**STORED RECORDS**
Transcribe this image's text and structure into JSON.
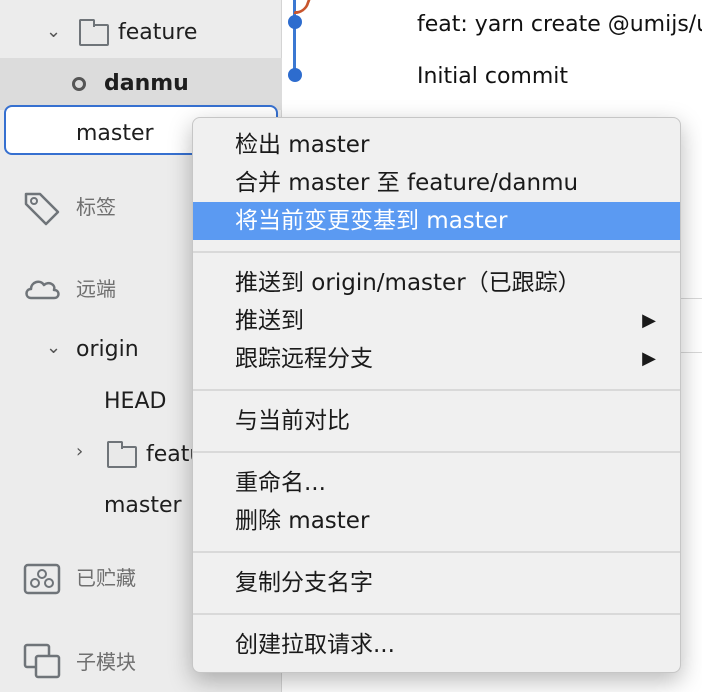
{
  "sidebar": {
    "branches": {
      "feature_folder": "feature",
      "current_branch": "danmu",
      "master_input_value": "master"
    },
    "tags_label": "标签",
    "remotes_label": "远端",
    "remote": {
      "name": "origin",
      "head": "HEAD",
      "feature_folder": "featu",
      "master": "master"
    },
    "stashes_label": "已贮藏",
    "submodules_label": "子模块"
  },
  "graph": {
    "commits": [
      {
        "message": "feat: yarn create @umijs/u"
      },
      {
        "message": "Initial commit"
      }
    ]
  },
  "context_menu": {
    "checkout": "检出 master",
    "merge": "合并 master 至 feature/danmu",
    "rebase": "将当前变更变基到 master",
    "push_tracking": "推送到 origin/master（已跟踪）",
    "push_to": "推送到",
    "track_remote": "跟踪远程分支",
    "compare": "与当前对比",
    "rename": "重命名...",
    "delete": "删除 master",
    "copy_name": "复制分支名字",
    "create_pr": "创建拉取请求...",
    "submenu_arrow": "▶",
    "highlight_color": "#5b9af2"
  },
  "colors": {
    "accent": "#3670d0",
    "graph_line": "#3b78d2",
    "graph_branch": "#c8552d"
  }
}
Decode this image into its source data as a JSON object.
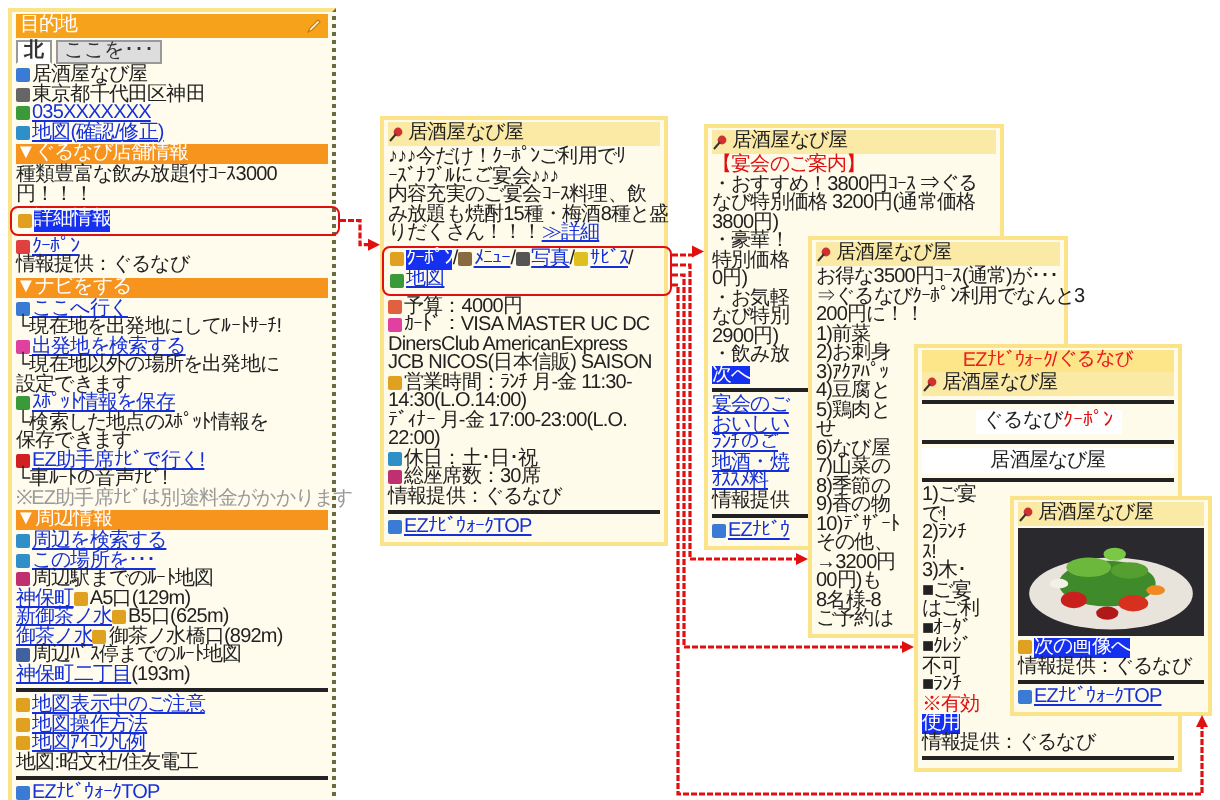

**EXERCISE OBJECTIVE**
Your reply is one number: how many lines of the records above contain the word "this".

**EXPECTED ANSWER**
2